**GOAL:** Write the data out again exactly, with no pictures.

>> start INPUT MATERIAL

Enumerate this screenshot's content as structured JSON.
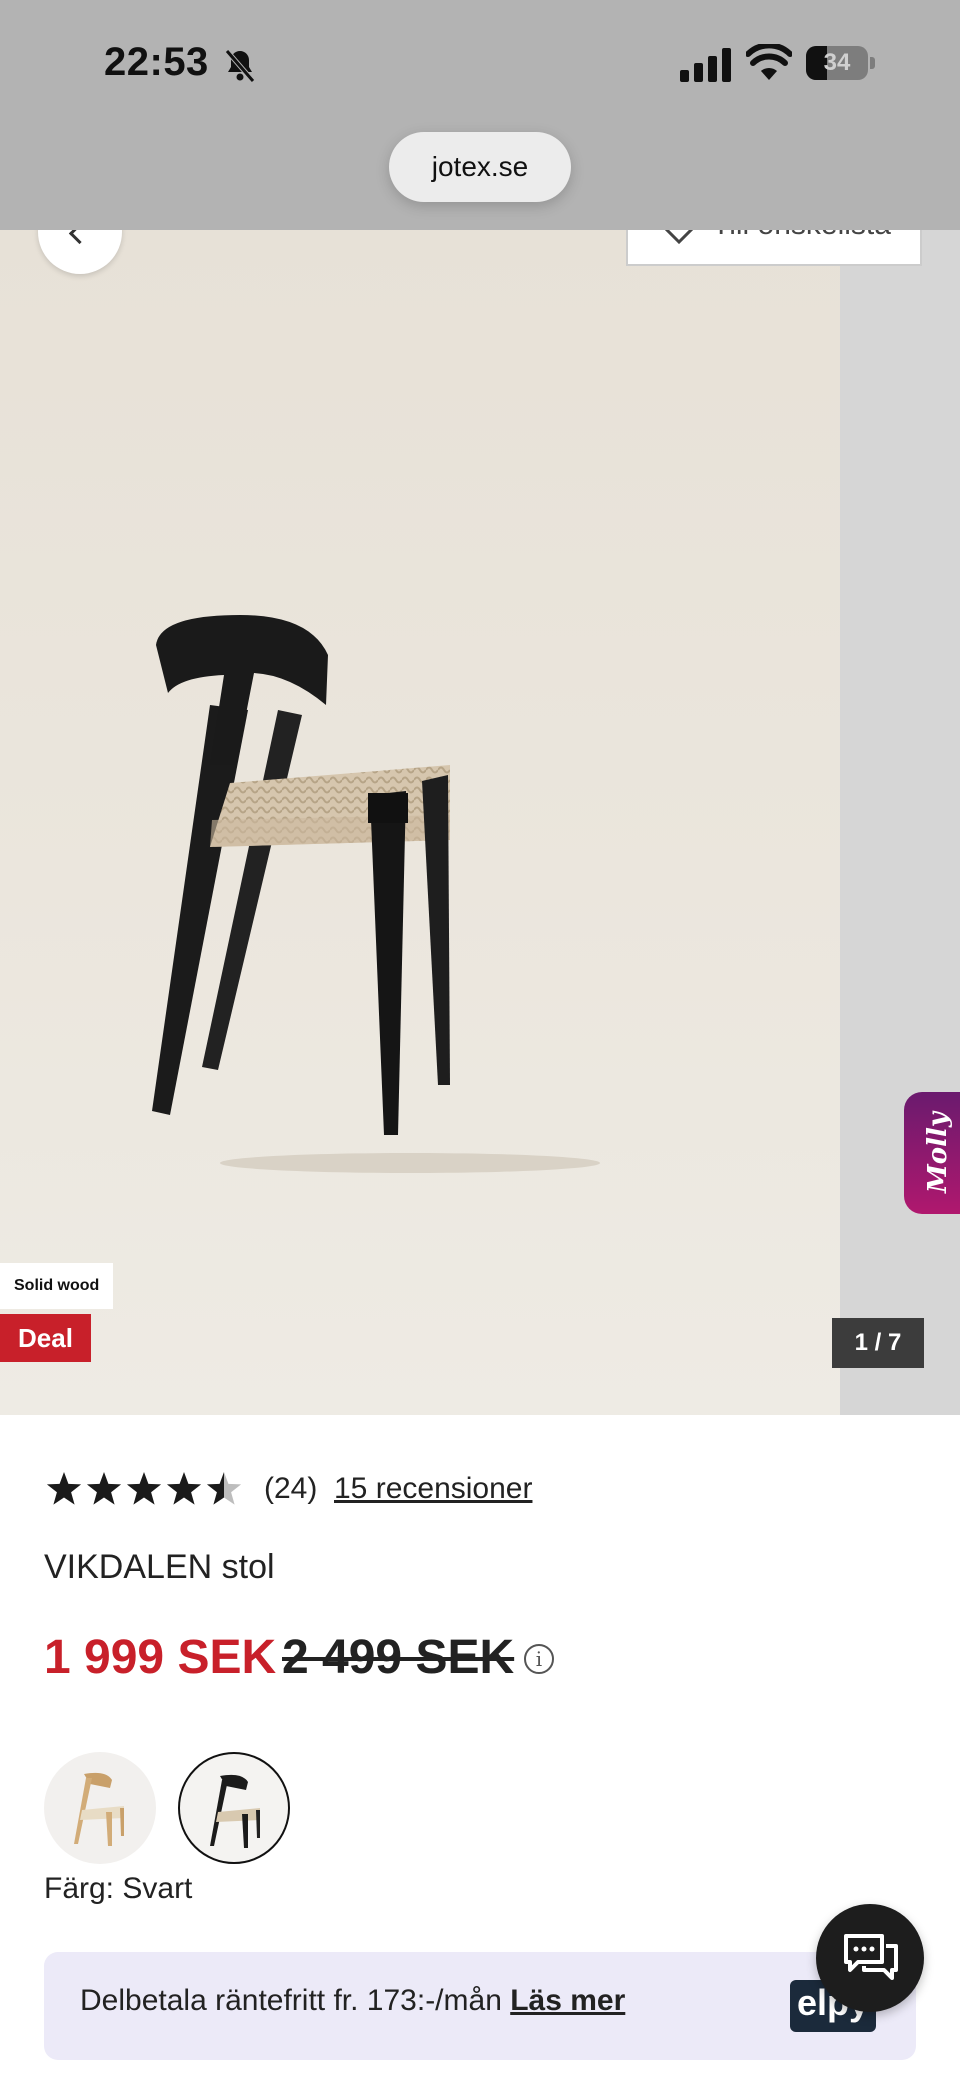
{
  "status_bar": {
    "time": "22:53",
    "battery_percent": "34",
    "battery_level": 0.34,
    "url": "jotex.se"
  },
  "hero": {
    "favorite_label": "Till önskelista",
    "badges": {
      "material": "Solid wood",
      "deal": "Deal"
    },
    "image_counter": "1 / 7",
    "assistant_label": "Molly"
  },
  "product": {
    "rating_value": 4.5,
    "review_count": "(24)",
    "reviews_link": "15 recensioner",
    "name": "VIKDALEN stol",
    "price": "1 999 SEK",
    "old_price": "2 499 SEK",
    "info_symbol": "i",
    "color_label": "Färg:",
    "color_value": "Svart",
    "swatches": [
      {
        "name": "Natur",
        "color": "#d8b98a",
        "selected": false
      },
      {
        "name": "Svart",
        "color": "#1b1b1b",
        "selected": true
      }
    ]
  },
  "payment": {
    "text": "Delbetala räntefritt fr. 173:-/mån",
    "link": "Läs mer",
    "logo_text": "elpy"
  },
  "colors": {
    "accent_red": "#c8202a",
    "banner_bg": "#eceaf8",
    "molly_gradient": "#b0186e"
  }
}
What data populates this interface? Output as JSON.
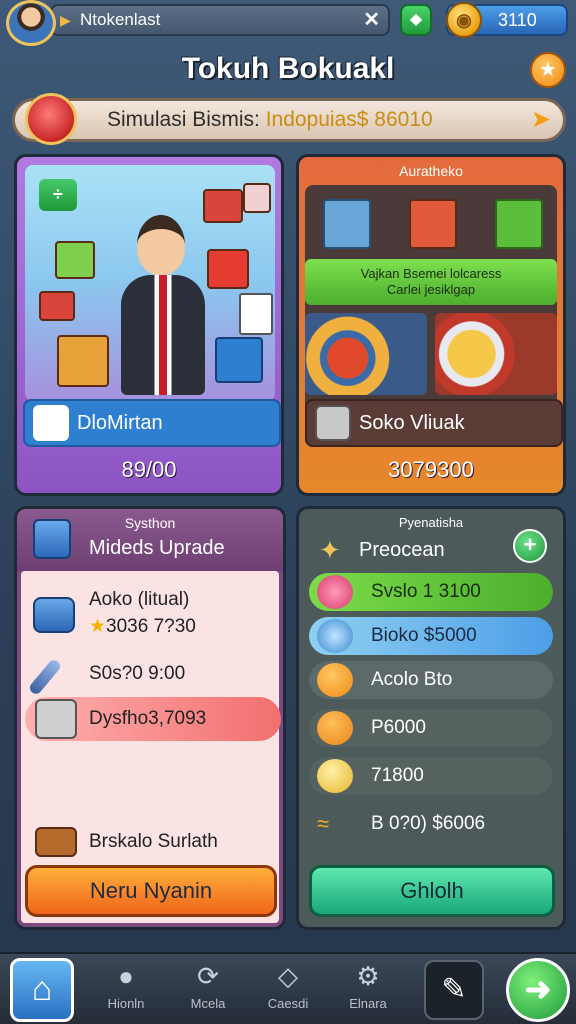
{
  "top": {
    "player_name": "Ntokenlast",
    "lead_icon": "play-arrow-icon",
    "close_icon": "close-icon",
    "gem_icon": "diamond-icon",
    "coin_value": "3110",
    "coin_icon": "coin-icon"
  },
  "title": "Tokuh Bokuakl",
  "sim_bar": {
    "label": "Simulasi Bismis:",
    "value": "Indopuias$ 86010"
  },
  "panel_left": {
    "label": "DloMirtan",
    "value": "89/00"
  },
  "panel_right": {
    "heading": "Auratheko",
    "banner_line1": "Vajkan Bsemei lolcaress",
    "banner_line2": "Carlei jesiklgap",
    "label": "Soko Vliuak",
    "value": "3079300"
  },
  "panel_upgrade": {
    "heading": "Systhon",
    "title": "Mideds Uprade",
    "items": [
      {
        "line1": "Aoko (litual)",
        "line2": "3036 7?30"
      },
      {
        "line1": "S0s?0 9:00"
      },
      {
        "line1": "Dysfho3,7093"
      },
      {
        "line1": "Brskalo Surlath"
      }
    ],
    "button": "Neru Nyanin"
  },
  "panel_economy": {
    "heading": "Pyenatisha",
    "title": "Preocean",
    "rows": [
      "Svslo 1 3100",
      "Bioko $5000",
      "Acolo Bto",
      "P6000",
      "71800",
      "B 0?0) $6006"
    ],
    "button": "Ghlolh"
  },
  "nav": [
    {
      "label": "Hionln",
      "icon": "person-icon"
    },
    {
      "label": "Mcela",
      "icon": "refresh-icon"
    },
    {
      "label": "Caesdi",
      "icon": "diamond-outline-icon"
    },
    {
      "label": "Elnara",
      "icon": "gear-icon"
    }
  ],
  "colors": {
    "background": "#2b4058",
    "purple": "#8d55c4",
    "orange": "#e6882b",
    "green": "#1f9a3b",
    "blue": "#2f7fd0",
    "gold": "#f0c35a"
  }
}
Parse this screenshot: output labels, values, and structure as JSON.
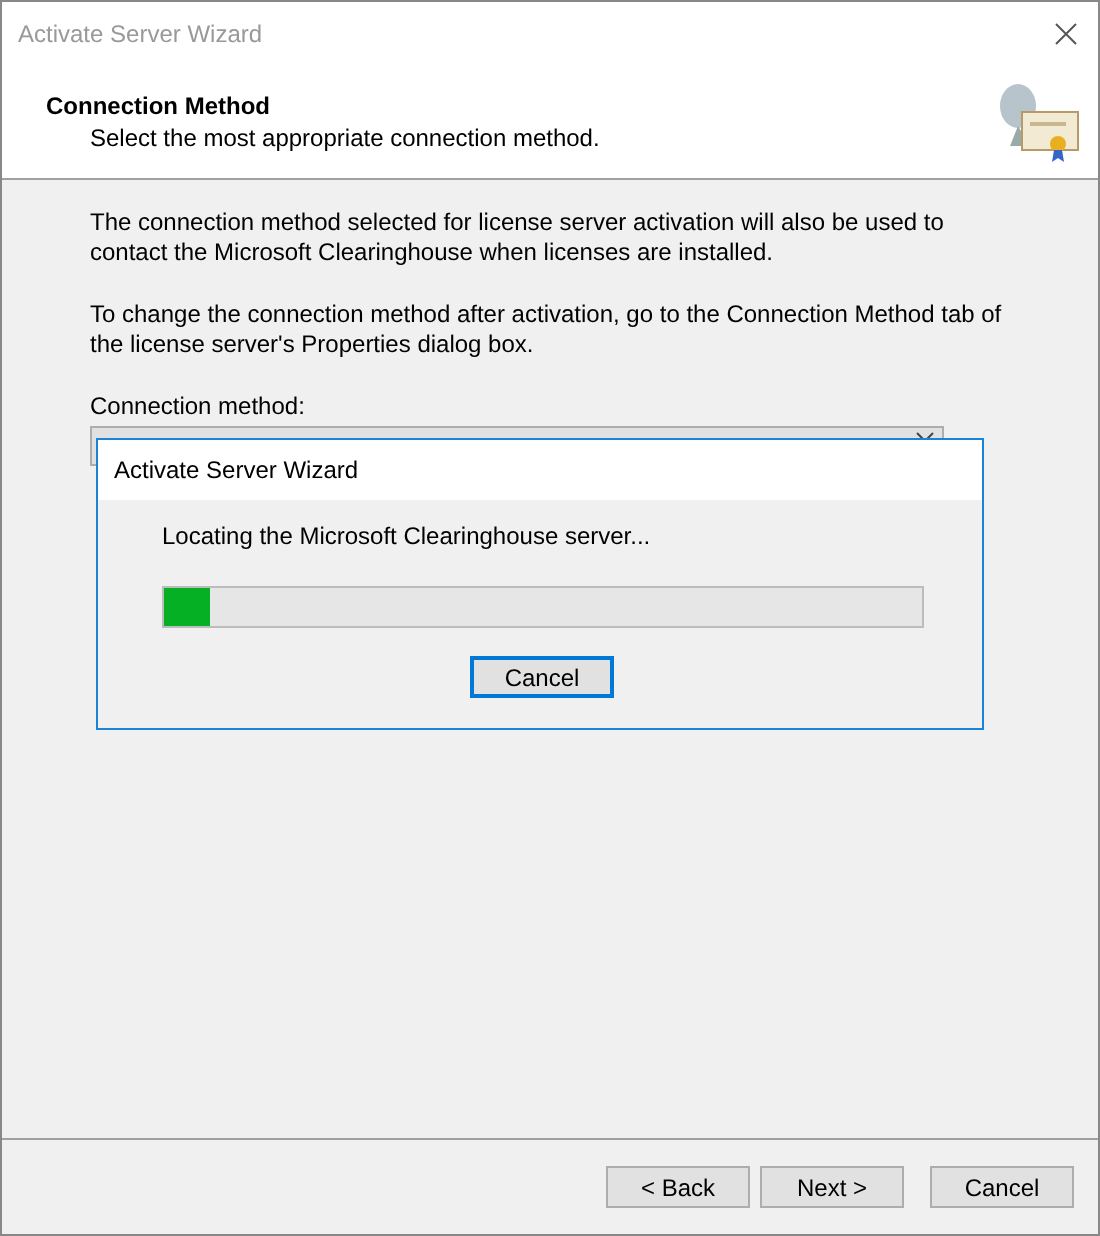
{
  "window": {
    "title": "Activate Server Wizard"
  },
  "header": {
    "title": "Connection Method",
    "subtitle": "Select the most appropriate connection method."
  },
  "paragraphs": [
    "The connection method selected for license server activation will also be used to contact the Microsoft Clearinghouse when licenses are installed.",
    "To change the connection method after activation, go to the Connection Method tab of the license server's Properties dialog box."
  ],
  "connection_method": {
    "label": "Connection method:"
  },
  "progress_dialog": {
    "title": "Activate Server Wizard",
    "message": "Locating the Microsoft Clearinghouse server...",
    "level": 0.06,
    "button": "Cancel"
  },
  "buttons": [
    {
      "label": "< Back",
      "kind": "nav"
    },
    {
      "label": "Next >",
      "kind": "nav"
    },
    {
      "label": "Cancel",
      "kind": "cancel"
    }
  ]
}
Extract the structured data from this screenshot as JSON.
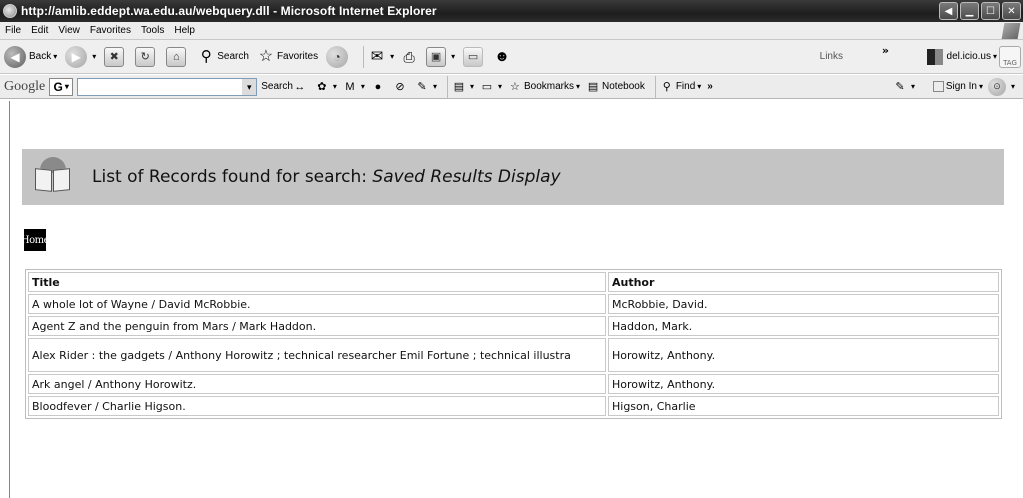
{
  "window": {
    "title": "http://amlib.eddept.wa.edu.au/webquery.dll - Microsoft Internet Explorer"
  },
  "menu": [
    "File",
    "Edit",
    "View",
    "Favorites",
    "Tools",
    "Help"
  ],
  "toolbar": {
    "back_label": "Back",
    "search_label": "Search",
    "favorites_label": "Favorites",
    "links_label": "Links",
    "delicious_label": "del.icio.us",
    "tag_label": "TAG"
  },
  "googlebar": {
    "logo": "Google",
    "g_button": "G",
    "search_label": "Search",
    "bookmarks_label": "Bookmarks",
    "notebook_label": "Notebook",
    "find_label": "Find",
    "signin_label": "Sign In"
  },
  "page": {
    "heading_prefix": "List of Records found for search: ",
    "heading_query": "Saved Results Display",
    "home_label": "Home",
    "table": {
      "headers": [
        "Title",
        "Author"
      ],
      "rows": [
        {
          "title": "A whole lot of Wayne / David McRobbie.",
          "author": "McRobbie, David."
        },
        {
          "title": "Agent Z and the penguin from Mars / Mark Haddon.",
          "author": "Haddon, Mark."
        },
        {
          "title": "Alex Rider : the gadgets / Anthony Horowitz ; technical researcher Emil Fortune ; technical illustra",
          "author": "Horowitz, Anthony."
        },
        {
          "title": "Ark angel / Anthony Horowitz.",
          "author": "Horowitz, Anthony."
        },
        {
          "title": "Bloodfever / Charlie Higson.",
          "author": "Higson, Charlie"
        }
      ]
    }
  }
}
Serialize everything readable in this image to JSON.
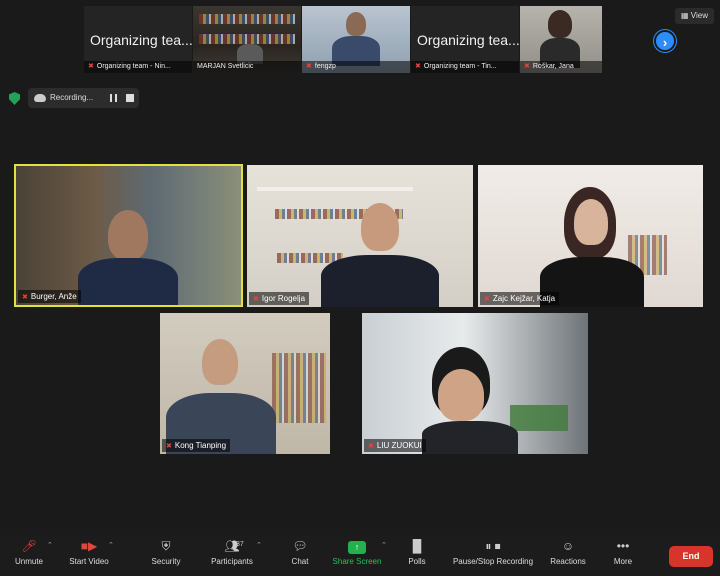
{
  "thumbnails": [
    {
      "big_text": "Organizing tea...",
      "caption": "Organizing team - Nin..."
    },
    {
      "caption": "MARJAN Svetlicic"
    },
    {
      "caption": "fengzp"
    },
    {
      "big_text": "Organizing tea...",
      "caption": "Organizing team - Tin..."
    },
    {
      "caption": "Roškar, Jana"
    }
  ],
  "view_label": "View",
  "recording": {
    "label": "Recording..."
  },
  "tiles": [
    {
      "name": "Burger, Anže"
    },
    {
      "name": "Igor Rogelja"
    },
    {
      "name": "Zajc Kejžar, Katja"
    },
    {
      "name": "Kong Tianping"
    },
    {
      "name": "LIU ZUOKUI"
    }
  ],
  "toolbar": {
    "unmute": "Unmute",
    "start_video": "Start Video",
    "security": "Security",
    "participants": "Participants",
    "participants_count": "37",
    "chat": "Chat",
    "share_screen": "Share Screen",
    "polls": "Polls",
    "pause_stop_recording": "Pause/Stop Recording",
    "reactions": "Reactions",
    "more": "More",
    "end": "End"
  },
  "colors": {
    "active_speaker_border": "#e3e23b",
    "share_green": "#22b14c",
    "end_red": "#d8352a",
    "nav_blue": "#2d8cff"
  }
}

>> end INPUT MATERIAL

**SOLUTION FOR THIS TASK:**
Enumerate this screenshot's content as structured JSON.
{
  "status_bar": {
    "time": "22:53",
    "battery_percent": "34",
    "battery_level": 0.34,
    "url": "jotex.se"
  },
  "hero": {
    "favorite_label": "Till önskelista",
    "badges": {
      "material": "Solid wood",
      "deal": "Deal"
    },
    "image_counter": "1 / 7",
    "assistant_label": "Molly"
  },
  "product": {
    "rating_value": 4.5,
    "review_count": "(24)",
    "reviews_link": "15 recensioner",
    "name": "VIKDALEN stol",
    "price": "1 999 SEK",
    "old_price": "2 499 SEK",
    "info_symbol": "i",
    "color_label": "Färg:",
    "color_value": "Svart",
    "swatches": [
      {
        "name": "Natur",
        "color": "#d8b98a",
        "selected": false
      },
      {
        "name": "Svart",
        "color": "#1b1b1b",
        "selected": true
      }
    ]
  },
  "payment": {
    "text": "Delbetala räntefritt fr. 173:-/mån",
    "link": "Läs mer",
    "logo_text": "elpy"
  },
  "colors": {
    "accent_red": "#c8202a",
    "banner_bg": "#eceaf8",
    "molly_gradient": "#b0186e"
  }
}
What data populates this interface? Output as JSON.
{
  "top": {
    "player_name": "Ntokenlast",
    "lead_icon": "play-arrow-icon",
    "close_icon": "close-icon",
    "gem_icon": "diamond-icon",
    "coin_value": "3110",
    "coin_icon": "coin-icon"
  },
  "title": "Tokuh Bokuakl",
  "sim_bar": {
    "label": "Simulasi Bismis:",
    "value": "Indopuias$ 86010"
  },
  "panel_left": {
    "label": "DloMirtan",
    "value": "89/00"
  },
  "panel_right": {
    "heading": "Auratheko",
    "banner_line1": "Vajkan Bsemei lolcaress",
    "banner_line2": "Carlei jesiklgap",
    "label": "Soko Vliuak",
    "value": "3079300"
  },
  "panel_upgrade": {
    "heading": "Systhon",
    "title": "Mideds Uprade",
    "items": [
      {
        "line1": "Aoko (litual)",
        "line2": "3036 7?30"
      },
      {
        "line1": "S0s?0 9:00"
      },
      {
        "line1": "Dysfho3,7093"
      },
      {
        "line1": "Brskalo Surlath"
      }
    ],
    "button": "Neru Nyanin"
  },
  "panel_economy": {
    "heading": "Pyenatisha",
    "title": "Preocean",
    "rows": [
      "Svslo 1 3100",
      "Bioko $5000",
      "Acolo Bto",
      "P6000",
      "71800",
      "B 0?0) $6006"
    ],
    "button": "Ghlolh"
  },
  "nav": [
    {
      "label": "Hionln",
      "icon": "person-icon"
    },
    {
      "label": "Mcela",
      "icon": "refresh-icon"
    },
    {
      "label": "Caesdi",
      "icon": "diamond-outline-icon"
    },
    {
      "label": "Elnara",
      "icon": "gear-icon"
    }
  ],
  "colors": {
    "background": "#2b4058",
    "purple": "#8d55c4",
    "orange": "#e6882b",
    "green": "#1f9a3b",
    "blue": "#2f7fd0",
    "gold": "#f0c35a"
  }
}
Parse this screenshot: output labels, values, and structure as JSON.
{
  "window": {
    "title": "Activate Server Wizard"
  },
  "header": {
    "title": "Connection Method",
    "subtitle": "Select the most appropriate connection method."
  },
  "paragraphs": [
    "The connection method selected for license server activation will also be used to contact the Microsoft Clearinghouse when licenses are installed.",
    "To change the connection method after activation, go to the Connection Method tab of the license server's Properties dialog box."
  ],
  "connection_method": {
    "label": "Connection method:"
  },
  "progress_dialog": {
    "title": "Activate Server Wizard",
    "message": "Locating the Microsoft Clearinghouse server...",
    "level": 0.06,
    "button": "Cancel"
  },
  "buttons": [
    {
      "label": "< Back",
      "kind": "nav"
    },
    {
      "label": "Next >",
      "kind": "nav"
    },
    {
      "label": "Cancel",
      "kind": "cancel"
    }
  ]
}
Extract the structured data from this screenshot as JSON.
{
  "window": {
    "title": "http://amlib.eddept.wa.edu.au/webquery.dll - Microsoft Internet Explorer"
  },
  "menu": [
    "File",
    "Edit",
    "View",
    "Favorites",
    "Tools",
    "Help"
  ],
  "toolbar": {
    "back_label": "Back",
    "search_label": "Search",
    "favorites_label": "Favorites",
    "links_label": "Links",
    "delicious_label": "del.icio.us",
    "tag_label": "TAG"
  },
  "googlebar": {
    "logo": "Google",
    "g_button": "G",
    "search_label": "Search",
    "bookmarks_label": "Bookmarks",
    "notebook_label": "Notebook",
    "find_label": "Find",
    "signin_label": "Sign In"
  },
  "page": {
    "heading_prefix": "List of Records found for search: ",
    "heading_query": "Saved Results Display",
    "home_label": "Home",
    "table": {
      "headers": [
        "Title",
        "Author"
      ],
      "rows": [
        {
          "title": "A whole lot of Wayne / David McRobbie.",
          "author": "McRobbie, David."
        },
        {
          "title": "Agent Z and the penguin from Mars / Mark Haddon.",
          "author": "Haddon, Mark."
        },
        {
          "title": "Alex Rider : the gadgets / Anthony Horowitz ; technical researcher Emil Fortune ; technical illustra",
          "author": "Horowitz, Anthony."
        },
        {
          "title": "Ark angel / Anthony Horowitz.",
          "author": "Horowitz, Anthony."
        },
        {
          "title": "Bloodfever / Charlie Higson.",
          "author": "Higson, Charlie"
        }
      ]
    }
  }
}
Serialize everything readable in this image to JSON.
{
  "thumbnails": [
    {
      "big_text": "Organizing tea...",
      "caption": "Organizing team - Nin..."
    },
    {
      "caption": "MARJAN Svetlicic"
    },
    {
      "caption": "fengzp"
    },
    {
      "big_text": "Organizing tea...",
      "caption": "Organizing team - Tin..."
    },
    {
      "caption": "Roškar, Jana"
    }
  ],
  "view_label": "View",
  "recording": {
    "label": "Recording..."
  },
  "tiles": [
    {
      "name": "Burger, Anže"
    },
    {
      "name": "Igor Rogelja"
    },
    {
      "name": "Zajc Kejžar, Katja"
    },
    {
      "name": "Kong Tianping"
    },
    {
      "name": "LIU ZUOKUI"
    }
  ],
  "toolbar": {
    "unmute": "Unmute",
    "start_video": "Start Video",
    "security": "Security",
    "participants": "Participants",
    "participants_count": "37",
    "chat": "Chat",
    "share_screen": "Share Screen",
    "polls": "Polls",
    "pause_stop_recording": "Pause/Stop Recording",
    "reactions": "Reactions",
    "more": "More",
    "end": "End"
  },
  "colors": {
    "active_speaker_border": "#e3e23b",
    "share_green": "#22b14c",
    "end_red": "#d8352a",
    "nav_blue": "#2d8cff"
  }
}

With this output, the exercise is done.